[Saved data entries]
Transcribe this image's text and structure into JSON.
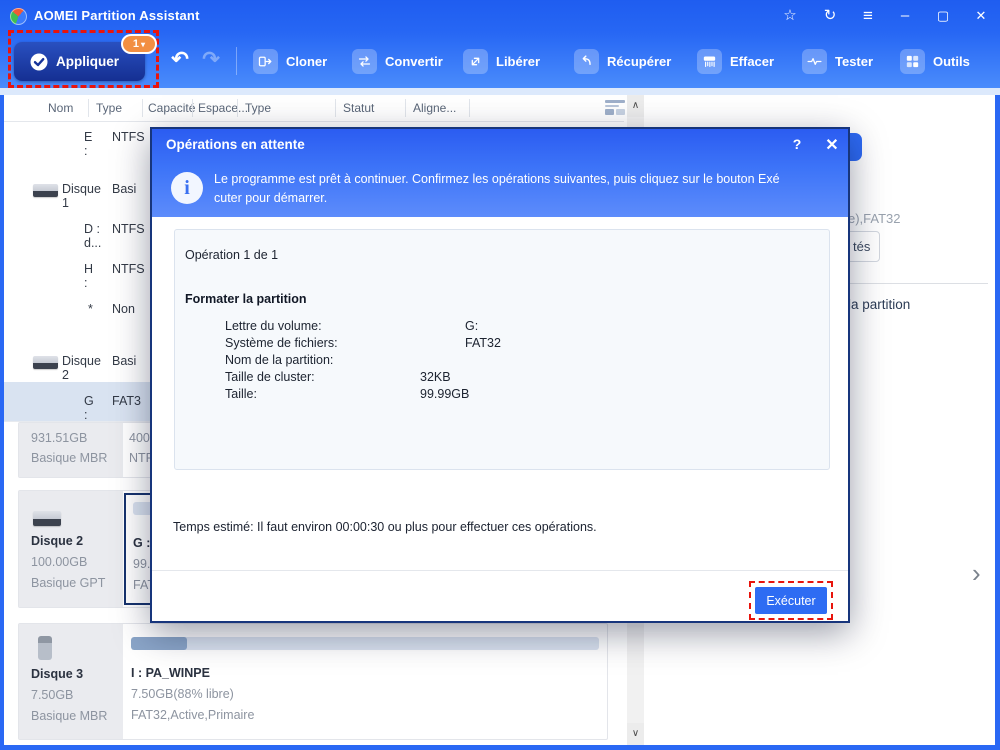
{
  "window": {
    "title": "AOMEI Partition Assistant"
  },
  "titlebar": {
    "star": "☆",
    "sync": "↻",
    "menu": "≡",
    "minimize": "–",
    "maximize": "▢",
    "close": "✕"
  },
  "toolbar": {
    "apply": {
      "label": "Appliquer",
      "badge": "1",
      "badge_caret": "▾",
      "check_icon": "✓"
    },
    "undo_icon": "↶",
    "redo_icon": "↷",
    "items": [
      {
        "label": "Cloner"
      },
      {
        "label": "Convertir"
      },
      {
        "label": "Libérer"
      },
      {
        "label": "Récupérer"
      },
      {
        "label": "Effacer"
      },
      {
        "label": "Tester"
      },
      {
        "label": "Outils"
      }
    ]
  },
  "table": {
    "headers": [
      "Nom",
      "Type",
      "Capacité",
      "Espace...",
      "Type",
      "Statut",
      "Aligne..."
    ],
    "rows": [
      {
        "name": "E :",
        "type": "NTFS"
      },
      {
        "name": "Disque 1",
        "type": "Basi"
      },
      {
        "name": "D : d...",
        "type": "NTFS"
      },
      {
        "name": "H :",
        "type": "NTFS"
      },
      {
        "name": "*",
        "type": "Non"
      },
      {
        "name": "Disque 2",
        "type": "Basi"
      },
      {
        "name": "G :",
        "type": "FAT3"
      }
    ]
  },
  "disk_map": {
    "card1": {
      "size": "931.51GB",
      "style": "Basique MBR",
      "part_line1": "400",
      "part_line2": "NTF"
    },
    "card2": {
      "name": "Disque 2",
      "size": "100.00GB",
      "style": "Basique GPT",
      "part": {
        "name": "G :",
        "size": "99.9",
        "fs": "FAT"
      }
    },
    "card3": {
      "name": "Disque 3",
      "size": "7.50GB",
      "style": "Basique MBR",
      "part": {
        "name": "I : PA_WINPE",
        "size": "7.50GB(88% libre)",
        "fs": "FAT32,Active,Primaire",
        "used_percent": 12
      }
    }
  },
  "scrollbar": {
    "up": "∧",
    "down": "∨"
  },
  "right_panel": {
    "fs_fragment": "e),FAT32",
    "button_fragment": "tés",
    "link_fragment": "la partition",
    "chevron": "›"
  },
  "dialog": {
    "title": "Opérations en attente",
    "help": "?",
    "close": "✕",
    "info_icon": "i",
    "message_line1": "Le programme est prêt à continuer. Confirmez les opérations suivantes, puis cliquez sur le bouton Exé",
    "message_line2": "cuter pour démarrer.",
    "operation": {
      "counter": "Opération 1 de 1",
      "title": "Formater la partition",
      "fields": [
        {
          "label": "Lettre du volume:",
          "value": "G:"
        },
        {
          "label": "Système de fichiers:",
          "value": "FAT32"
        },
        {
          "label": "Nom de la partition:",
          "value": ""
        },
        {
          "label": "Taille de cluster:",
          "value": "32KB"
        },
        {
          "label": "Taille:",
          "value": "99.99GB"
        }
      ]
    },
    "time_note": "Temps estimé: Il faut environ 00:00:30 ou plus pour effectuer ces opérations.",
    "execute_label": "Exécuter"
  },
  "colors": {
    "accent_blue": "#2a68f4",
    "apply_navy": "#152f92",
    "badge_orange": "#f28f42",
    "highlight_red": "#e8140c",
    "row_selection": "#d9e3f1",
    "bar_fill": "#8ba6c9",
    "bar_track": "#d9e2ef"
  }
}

• GOAL
Transcribe every record above exactly, leaving out the pictures.

• RESPONSE BELOW
Transcribe this image's text and structure into JSON.
{
  "window": {
    "title": "AOMEI Partition Assistant"
  },
  "titlebar": {
    "star": "☆",
    "sync": "↻",
    "menu": "≡",
    "minimize": "–",
    "maximize": "▢",
    "close": "✕"
  },
  "toolbar": {
    "apply": {
      "label": "Appliquer",
      "badge": "1",
      "badge_caret": "▾",
      "check_icon": "✓"
    },
    "undo_icon": "↶",
    "redo_icon": "↷",
    "items": [
      {
        "label": "Cloner"
      },
      {
        "label": "Convertir"
      },
      {
        "label": "Libérer"
      },
      {
        "label": "Récupérer"
      },
      {
        "label": "Effacer"
      },
      {
        "label": "Tester"
      },
      {
        "label": "Outils"
      }
    ]
  },
  "table": {
    "headers": [
      "Nom",
      "Type",
      "Capacité",
      "Espace...",
      "Type",
      "Statut",
      "Aligne..."
    ],
    "rows": [
      {
        "name": "E :",
        "type": "NTFS"
      },
      {
        "name": "Disque 1",
        "type": "Basi"
      },
      {
        "name": "D : d...",
        "type": "NTFS"
      },
      {
        "name": "H :",
        "type": "NTFS"
      },
      {
        "name": "*",
        "type": "Non"
      },
      {
        "name": "Disque 2",
        "type": "Basi"
      },
      {
        "name": "G :",
        "type": "FAT3"
      }
    ]
  },
  "disk_map": {
    "card1": {
      "size": "931.51GB",
      "style": "Basique MBR",
      "part_line1": "400",
      "part_line2": "NTF"
    },
    "card2": {
      "name": "Disque 2",
      "size": "100.00GB",
      "style": "Basique GPT",
      "part": {
        "name": "G :",
        "size": "99.9",
        "fs": "FAT"
      }
    },
    "card3": {
      "name": "Disque 3",
      "size": "7.50GB",
      "style": "Basique MBR",
      "part": {
        "name": "I : PA_WINPE",
        "size": "7.50GB(88% libre)",
        "fs": "FAT32,Active,Primaire",
        "used_percent": 12
      }
    }
  },
  "scrollbar": {
    "up": "∧",
    "down": "∨"
  },
  "right_panel": {
    "fs_fragment": "e),FAT32",
    "button_fragment": "tés",
    "link_fragment": "la partition",
    "chevron": "›"
  },
  "dialog": {
    "title": "Opérations en attente",
    "help": "?",
    "close": "✕",
    "info_icon": "i",
    "message_line1": "Le programme est prêt à continuer. Confirmez les opérations suivantes, puis cliquez sur le bouton Exé",
    "message_line2": "cuter pour démarrer.",
    "operation": {
      "counter": "Opération 1 de 1",
      "title": "Formater la partition",
      "fields": [
        {
          "label": "Lettre du volume:",
          "value": "G:"
        },
        {
          "label": "Système de fichiers:",
          "value": "FAT32"
        },
        {
          "label": "Nom de la partition:",
          "value": ""
        },
        {
          "label": "Taille de cluster:",
          "value": "32KB"
        },
        {
          "label": "Taille:",
          "value": "99.99GB"
        }
      ]
    },
    "time_note": "Temps estimé: Il faut environ 00:00:30 ou plus pour effectuer ces opérations.",
    "execute_label": "Exécuter"
  },
  "colors": {
    "accent_blue": "#2a68f4",
    "apply_navy": "#152f92",
    "badge_orange": "#f28f42",
    "highlight_red": "#e8140c",
    "row_selection": "#d9e3f1",
    "bar_fill": "#8ba6c9",
    "bar_track": "#d9e2ef"
  }
}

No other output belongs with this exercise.